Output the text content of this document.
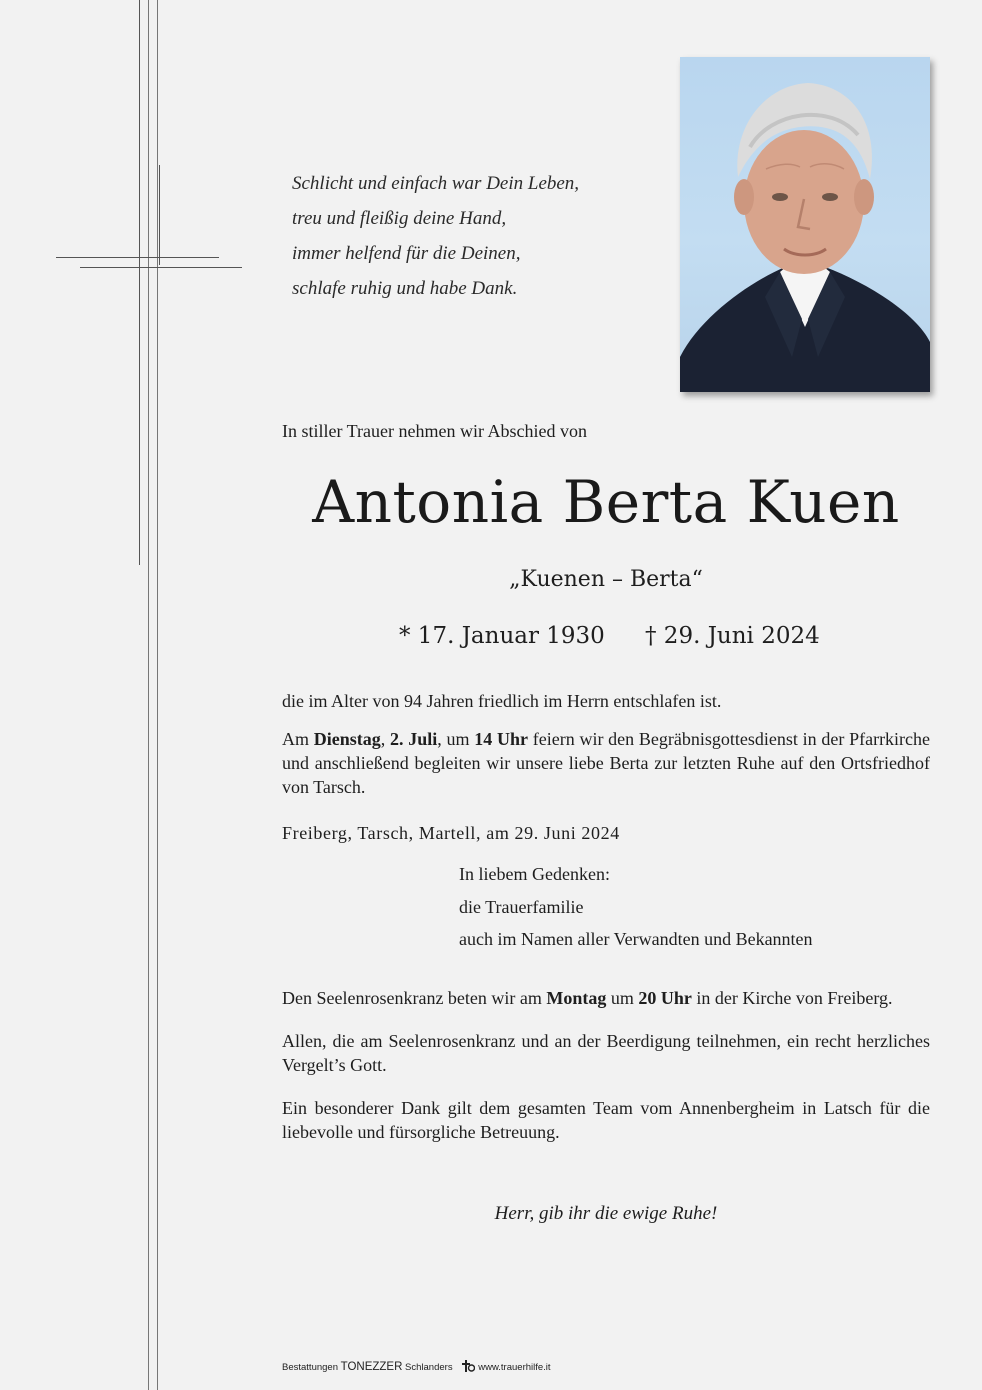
Schlicht und einfach war Dein Leben,
treu und fleißig deine Hand,
immer helfend für die Deinen,
schlafe ruhig und habe Dank.
In stiller Trauer nehmen wir Abschied von
Antonia Berta Kuen
„Kuenen – Berta“
* 17. Januar 1930 † 29. Juni 2024
die im Alter von 94 Jahren friedlich im Herrn entschlafen ist.
Am Dienstag, 2. Juli, um 14 Uhr feiern wir den Begräbnisgottesdienst in der Pfarrkirche und anschließend begleiten wir unsere liebe Berta zur letzten Ruhe auf den Ortsfriedhof von Tarsch.
Freiberg, Tarsch, Martell, am 29. Juni 2024
In liebem Gedenken:
die Trauerfamilie
auch im Namen aller Verwandten und Bekannten
Den Seelenrosenkranz beten wir am Montag um 20 Uhr in der Kirche von Freiberg.
Allen, die am Seelenrosenkranz und an der Beerdigung teilnehmen, ein recht herzliches Vergelt’s Gott.
Ein besonderer Dank gilt dem gesamten Team vom Annenbergheim in Latsch für die liebevolle und fürsorgliche Betreuung.
Herr, gib ihr die ewige Ruhe!
Bestattungen TONEZZER Schlanders	www.trauerhilfe.it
----------
▶ TASK GOAL: Determine how many lines of the listing hold the word "Freiberg" and reply with that figure alone.

▶ RESPONSE TO THE EXERCISE: 2